* **Records from a dataset**

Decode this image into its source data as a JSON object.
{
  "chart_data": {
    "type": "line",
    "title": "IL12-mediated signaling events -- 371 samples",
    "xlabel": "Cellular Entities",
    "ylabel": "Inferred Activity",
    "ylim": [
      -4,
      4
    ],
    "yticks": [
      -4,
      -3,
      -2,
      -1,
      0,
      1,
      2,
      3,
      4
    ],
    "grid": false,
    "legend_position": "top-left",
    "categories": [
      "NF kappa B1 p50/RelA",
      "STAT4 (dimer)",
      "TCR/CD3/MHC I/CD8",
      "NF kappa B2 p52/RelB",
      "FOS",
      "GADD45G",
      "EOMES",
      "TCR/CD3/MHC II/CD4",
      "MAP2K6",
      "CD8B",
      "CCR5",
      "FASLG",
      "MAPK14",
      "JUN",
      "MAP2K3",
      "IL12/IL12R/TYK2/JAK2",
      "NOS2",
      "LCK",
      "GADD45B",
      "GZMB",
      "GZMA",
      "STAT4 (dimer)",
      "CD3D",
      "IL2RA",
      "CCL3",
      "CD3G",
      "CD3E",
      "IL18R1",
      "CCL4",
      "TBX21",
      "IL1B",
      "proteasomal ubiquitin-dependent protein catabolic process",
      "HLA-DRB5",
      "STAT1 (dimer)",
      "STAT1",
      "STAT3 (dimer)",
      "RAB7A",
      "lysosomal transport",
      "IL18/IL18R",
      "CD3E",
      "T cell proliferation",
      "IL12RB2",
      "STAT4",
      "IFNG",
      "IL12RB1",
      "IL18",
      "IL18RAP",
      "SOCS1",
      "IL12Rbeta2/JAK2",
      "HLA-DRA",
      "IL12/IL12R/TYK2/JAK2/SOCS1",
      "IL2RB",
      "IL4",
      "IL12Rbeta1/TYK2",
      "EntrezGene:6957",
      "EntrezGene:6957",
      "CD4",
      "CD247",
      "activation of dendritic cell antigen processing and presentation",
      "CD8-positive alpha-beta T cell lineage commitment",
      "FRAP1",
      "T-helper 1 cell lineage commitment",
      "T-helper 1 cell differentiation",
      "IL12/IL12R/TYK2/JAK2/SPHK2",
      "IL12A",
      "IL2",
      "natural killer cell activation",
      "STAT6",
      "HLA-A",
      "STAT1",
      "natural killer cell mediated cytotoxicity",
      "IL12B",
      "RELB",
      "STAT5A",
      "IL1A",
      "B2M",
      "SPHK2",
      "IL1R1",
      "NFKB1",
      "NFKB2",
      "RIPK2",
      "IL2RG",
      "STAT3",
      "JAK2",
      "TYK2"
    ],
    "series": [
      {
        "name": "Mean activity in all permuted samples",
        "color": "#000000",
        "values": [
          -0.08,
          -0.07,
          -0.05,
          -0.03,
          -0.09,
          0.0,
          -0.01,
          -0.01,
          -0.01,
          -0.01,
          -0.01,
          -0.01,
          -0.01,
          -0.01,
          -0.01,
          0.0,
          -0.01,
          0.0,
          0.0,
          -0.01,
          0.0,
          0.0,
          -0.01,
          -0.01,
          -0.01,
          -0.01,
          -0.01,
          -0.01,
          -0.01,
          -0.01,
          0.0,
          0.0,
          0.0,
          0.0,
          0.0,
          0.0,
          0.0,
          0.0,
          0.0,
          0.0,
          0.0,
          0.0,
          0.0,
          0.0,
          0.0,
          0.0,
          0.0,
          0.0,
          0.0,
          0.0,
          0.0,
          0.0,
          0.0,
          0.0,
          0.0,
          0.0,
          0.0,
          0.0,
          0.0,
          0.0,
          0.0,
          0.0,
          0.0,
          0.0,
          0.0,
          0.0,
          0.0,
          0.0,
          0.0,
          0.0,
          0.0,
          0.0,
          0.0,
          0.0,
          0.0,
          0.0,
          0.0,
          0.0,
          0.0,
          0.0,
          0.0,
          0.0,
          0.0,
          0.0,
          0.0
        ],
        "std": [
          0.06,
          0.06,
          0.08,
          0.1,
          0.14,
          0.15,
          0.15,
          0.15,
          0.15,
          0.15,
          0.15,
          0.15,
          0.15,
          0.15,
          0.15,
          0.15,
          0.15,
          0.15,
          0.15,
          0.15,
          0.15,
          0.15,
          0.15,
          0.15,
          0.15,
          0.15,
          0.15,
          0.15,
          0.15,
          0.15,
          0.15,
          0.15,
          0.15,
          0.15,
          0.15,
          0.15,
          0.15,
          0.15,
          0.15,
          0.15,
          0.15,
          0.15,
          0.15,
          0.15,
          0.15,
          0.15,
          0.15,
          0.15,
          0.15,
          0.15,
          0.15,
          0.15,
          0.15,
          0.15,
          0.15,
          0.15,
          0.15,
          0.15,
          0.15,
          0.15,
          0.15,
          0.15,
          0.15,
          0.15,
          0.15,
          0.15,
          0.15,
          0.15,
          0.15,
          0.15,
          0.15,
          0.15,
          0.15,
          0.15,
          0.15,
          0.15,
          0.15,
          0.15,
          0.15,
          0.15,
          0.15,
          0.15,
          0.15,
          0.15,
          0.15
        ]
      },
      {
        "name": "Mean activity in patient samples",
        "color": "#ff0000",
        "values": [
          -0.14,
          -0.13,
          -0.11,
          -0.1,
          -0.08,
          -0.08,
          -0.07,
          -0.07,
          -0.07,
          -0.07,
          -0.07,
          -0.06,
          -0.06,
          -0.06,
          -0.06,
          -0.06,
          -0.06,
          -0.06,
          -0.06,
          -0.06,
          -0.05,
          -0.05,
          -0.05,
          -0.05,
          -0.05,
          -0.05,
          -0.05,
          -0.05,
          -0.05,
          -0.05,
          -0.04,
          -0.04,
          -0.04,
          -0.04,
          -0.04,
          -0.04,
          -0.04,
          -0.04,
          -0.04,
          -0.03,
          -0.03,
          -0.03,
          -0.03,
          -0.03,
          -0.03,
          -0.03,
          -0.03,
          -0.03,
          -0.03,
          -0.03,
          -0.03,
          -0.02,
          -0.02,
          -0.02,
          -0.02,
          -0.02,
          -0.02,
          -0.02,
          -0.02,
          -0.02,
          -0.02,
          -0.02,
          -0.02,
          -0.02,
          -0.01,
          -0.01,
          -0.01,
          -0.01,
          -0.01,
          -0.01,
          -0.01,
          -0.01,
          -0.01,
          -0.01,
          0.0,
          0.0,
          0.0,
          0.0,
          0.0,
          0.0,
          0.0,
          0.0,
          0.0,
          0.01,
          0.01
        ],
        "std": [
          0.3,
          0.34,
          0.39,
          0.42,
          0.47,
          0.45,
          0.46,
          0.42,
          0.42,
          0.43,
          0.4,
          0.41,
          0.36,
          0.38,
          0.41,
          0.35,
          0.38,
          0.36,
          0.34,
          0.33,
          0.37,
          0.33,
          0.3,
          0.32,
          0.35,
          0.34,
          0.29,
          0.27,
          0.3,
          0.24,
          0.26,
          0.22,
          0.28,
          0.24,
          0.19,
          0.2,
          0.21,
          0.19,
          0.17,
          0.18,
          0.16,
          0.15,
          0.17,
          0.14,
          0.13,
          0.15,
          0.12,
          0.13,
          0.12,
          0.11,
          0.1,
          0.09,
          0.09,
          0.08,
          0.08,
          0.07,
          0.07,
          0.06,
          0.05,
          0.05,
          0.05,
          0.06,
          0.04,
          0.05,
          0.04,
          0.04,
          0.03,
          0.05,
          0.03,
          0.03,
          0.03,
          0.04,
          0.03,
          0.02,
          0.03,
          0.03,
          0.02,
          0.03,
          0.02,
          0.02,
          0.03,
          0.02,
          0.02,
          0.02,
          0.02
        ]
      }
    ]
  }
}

* **WHAT NEEDS TO BE DONE**
Transcribe all of the data above, character for character.

* **RESPONSE BOX**
Decode this image into its source data as a JSON object.
{
  "chart_data": {
    "type": "line",
    "title": "IL12-mediated signaling events -- 371 samples",
    "xlabel": "Cellular Entities",
    "ylabel": "Inferred Activity",
    "ylim": [
      -4,
      4
    ],
    "yticks": [
      -4,
      -3,
      -2,
      -1,
      0,
      1,
      2,
      3,
      4
    ],
    "grid": false,
    "legend_position": "top-left",
    "categories": [
      "NF kappa B1 p50/RelA",
      "STAT4 (dimer)",
      "TCR/CD3/MHC I/CD8",
      "NF kappa B2 p52/RelB",
      "FOS",
      "GADD45G",
      "EOMES",
      "TCR/CD3/MHC II/CD4",
      "MAP2K6",
      "CD8B",
      "CCR5",
      "FASLG",
      "MAPK14",
      "JUN",
      "MAP2K3",
      "IL12/IL12R/TYK2/JAK2",
      "NOS2",
      "LCK",
      "GADD45B",
      "GZMB",
      "GZMA",
      "STAT4 (dimer)",
      "CD3D",
      "IL2RA",
      "CCL3",
      "CD3G",
      "CD3E",
      "IL18R1",
      "CCL4",
      "TBX21",
      "IL1B",
      "proteasomal ubiquitin-dependent protein catabolic process",
      "HLA-DRB5",
      "STAT1 (dimer)",
      "STAT1",
      "STAT3 (dimer)",
      "RAB7A",
      "lysosomal transport",
      "IL18/IL18R",
      "CD3E",
      "T cell proliferation",
      "IL12RB2",
      "STAT4",
      "IFNG",
      "IL12RB1",
      "IL18",
      "IL18RAP",
      "SOCS1",
      "IL12Rbeta2/JAK2",
      "HLA-DRA",
      "IL12/IL12R/TYK2/JAK2/SOCS1",
      "IL2RB",
      "IL4",
      "IL12Rbeta1/TYK2",
      "EntrezGene:6957",
      "EntrezGene:6957",
      "CD4",
      "CD247",
      "activation of dendritic cell antigen processing and presentation",
      "CD8-positive alpha-beta T cell lineage commitment",
      "FRAP1",
      "T-helper 1 cell lineage commitment",
      "T-helper 1 cell differentiation",
      "IL12/IL12R/TYK2/JAK2/SPHK2",
      "IL12A",
      "IL2",
      "natural killer cell activation",
      "STAT6",
      "HLA-A",
      "STAT1",
      "natural killer cell mediated cytotoxicity",
      "IL12B",
      "RELB",
      "STAT5A",
      "IL1A",
      "B2M",
      "SPHK2",
      "IL1R1",
      "NFKB1",
      "NFKB2",
      "RIPK2",
      "IL2RG",
      "STAT3",
      "JAK2",
      "TYK2"
    ],
    "series": [
      {
        "name": "Mean activity in all permuted samples",
        "color": "#000000",
        "values": [
          -0.08,
          -0.07,
          -0.05,
          -0.03,
          -0.09,
          0.0,
          -0.01,
          -0.01,
          -0.01,
          -0.01,
          -0.01,
          -0.01,
          -0.01,
          -0.01,
          -0.01,
          0.0,
          -0.01,
          0.0,
          0.0,
          -0.01,
          0.0,
          0.0,
          -0.01,
          -0.01,
          -0.01,
          -0.01,
          -0.01,
          -0.01,
          -0.01,
          -0.01,
          0.0,
          0.0,
          0.0,
          0.0,
          0.0,
          0.0,
          0.0,
          0.0,
          0.0,
          0.0,
          0.0,
          0.0,
          0.0,
          0.0,
          0.0,
          0.0,
          0.0,
          0.0,
          0.0,
          0.0,
          0.0,
          0.0,
          0.0,
          0.0,
          0.0,
          0.0,
          0.0,
          0.0,
          0.0,
          0.0,
          0.0,
          0.0,
          0.0,
          0.0,
          0.0,
          0.0,
          0.0,
          0.0,
          0.0,
          0.0,
          0.0,
          0.0,
          0.0,
          0.0,
          0.0,
          0.0,
          0.0,
          0.0,
          0.0,
          0.0,
          0.0,
          0.0,
          0.0,
          0.0,
          0.0
        ],
        "std": [
          0.06,
          0.06,
          0.08,
          0.1,
          0.14,
          0.15,
          0.15,
          0.15,
          0.15,
          0.15,
          0.15,
          0.15,
          0.15,
          0.15,
          0.15,
          0.15,
          0.15,
          0.15,
          0.15,
          0.15,
          0.15,
          0.15,
          0.15,
          0.15,
          0.15,
          0.15,
          0.15,
          0.15,
          0.15,
          0.15,
          0.15,
          0.15,
          0.15,
          0.15,
          0.15,
          0.15,
          0.15,
          0.15,
          0.15,
          0.15,
          0.15,
          0.15,
          0.15,
          0.15,
          0.15,
          0.15,
          0.15,
          0.15,
          0.15,
          0.15,
          0.15,
          0.15,
          0.15,
          0.15,
          0.15,
          0.15,
          0.15,
          0.15,
          0.15,
          0.15,
          0.15,
          0.15,
          0.15,
          0.15,
          0.15,
          0.15,
          0.15,
          0.15,
          0.15,
          0.15,
          0.15,
          0.15,
          0.15,
          0.15,
          0.15,
          0.15,
          0.15,
          0.15,
          0.15,
          0.15,
          0.15,
          0.15,
          0.15,
          0.15,
          0.15
        ]
      },
      {
        "name": "Mean activity in patient samples",
        "color": "#ff0000",
        "values": [
          -0.14,
          -0.13,
          -0.11,
          -0.1,
          -0.08,
          -0.08,
          -0.07,
          -0.07,
          -0.07,
          -0.07,
          -0.07,
          -0.06,
          -0.06,
          -0.06,
          -0.06,
          -0.06,
          -0.06,
          -0.06,
          -0.06,
          -0.06,
          -0.05,
          -0.05,
          -0.05,
          -0.05,
          -0.05,
          -0.05,
          -0.05,
          -0.05,
          -0.05,
          -0.05,
          -0.04,
          -0.04,
          -0.04,
          -0.04,
          -0.04,
          -0.04,
          -0.04,
          -0.04,
          -0.04,
          -0.03,
          -0.03,
          -0.03,
          -0.03,
          -0.03,
          -0.03,
          -0.03,
          -0.03,
          -0.03,
          -0.03,
          -0.03,
          -0.03,
          -0.02,
          -0.02,
          -0.02,
          -0.02,
          -0.02,
          -0.02,
          -0.02,
          -0.02,
          -0.02,
          -0.02,
          -0.02,
          -0.02,
          -0.02,
          -0.01,
          -0.01,
          -0.01,
          -0.01,
          -0.01,
          -0.01,
          -0.01,
          -0.01,
          -0.01,
          -0.01,
          0.0,
          0.0,
          0.0,
          0.0,
          0.0,
          0.0,
          0.0,
          0.0,
          0.0,
          0.01,
          0.01
        ],
        "std": [
          0.3,
          0.34,
          0.39,
          0.42,
          0.47,
          0.45,
          0.46,
          0.42,
          0.42,
          0.43,
          0.4,
          0.41,
          0.36,
          0.38,
          0.41,
          0.35,
          0.38,
          0.36,
          0.34,
          0.33,
          0.37,
          0.33,
          0.3,
          0.32,
          0.35,
          0.34,
          0.29,
          0.27,
          0.3,
          0.24,
          0.26,
          0.22,
          0.28,
          0.24,
          0.19,
          0.2,
          0.21,
          0.19,
          0.17,
          0.18,
          0.16,
          0.15,
          0.17,
          0.14,
          0.13,
          0.15,
          0.12,
          0.13,
          0.12,
          0.11,
          0.1,
          0.09,
          0.09,
          0.08,
          0.08,
          0.07,
          0.07,
          0.06,
          0.05,
          0.05,
          0.05,
          0.06,
          0.04,
          0.05,
          0.04,
          0.04,
          0.03,
          0.05,
          0.03,
          0.03,
          0.03,
          0.04,
          0.03,
          0.02,
          0.03,
          0.03,
          0.02,
          0.03,
          0.02,
          0.02,
          0.03,
          0.02,
          0.02,
          0.02,
          0.02
        ]
      }
    ]
  }
}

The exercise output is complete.